What the task requires -
Copy out everything from the line containing "In the image" down to the line containing "calculate-button[interactable]: Berechnen —", switching "bbox" to "bounding box" and keeping everything else the same.

Rows -

....................

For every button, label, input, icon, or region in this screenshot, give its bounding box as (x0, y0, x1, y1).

....................

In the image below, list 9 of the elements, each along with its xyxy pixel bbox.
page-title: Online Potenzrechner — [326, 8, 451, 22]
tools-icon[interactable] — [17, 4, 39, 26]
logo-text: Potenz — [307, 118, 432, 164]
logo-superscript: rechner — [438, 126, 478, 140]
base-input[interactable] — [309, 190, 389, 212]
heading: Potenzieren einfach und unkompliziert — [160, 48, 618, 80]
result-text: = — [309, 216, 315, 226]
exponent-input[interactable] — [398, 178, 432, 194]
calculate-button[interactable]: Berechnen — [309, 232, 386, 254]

....................

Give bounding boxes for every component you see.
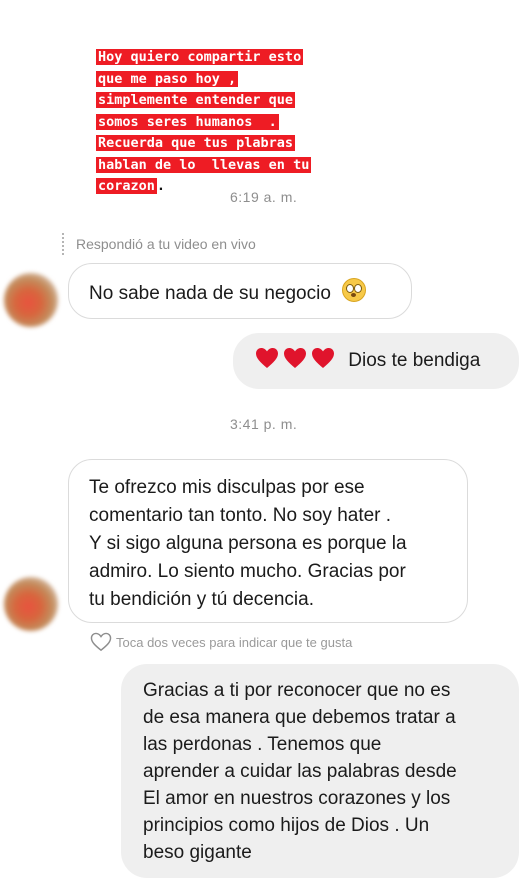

....................

Expected answer -
In the image below, list 9 of the elements, each along with its xyxy pixel bounding box.
page-title: Online Potenzrechner — [326, 8, 451, 22]
tools-icon[interactable] — [17, 4, 39, 26]
logo-text: Potenz — [307, 118, 432, 164]
logo-superscript: rechner — [438, 126, 478, 140]
base-input[interactable] — [309, 190, 389, 212]
heading: Potenzieren einfach und unkompliziert — [160, 48, 618, 80]
result-text: = — [309, 216, 315, 226]
exponent-input[interactable] — [398, 178, 432, 194]
calculate-button[interactable]: Berechnen — [309, 232, 386, 254]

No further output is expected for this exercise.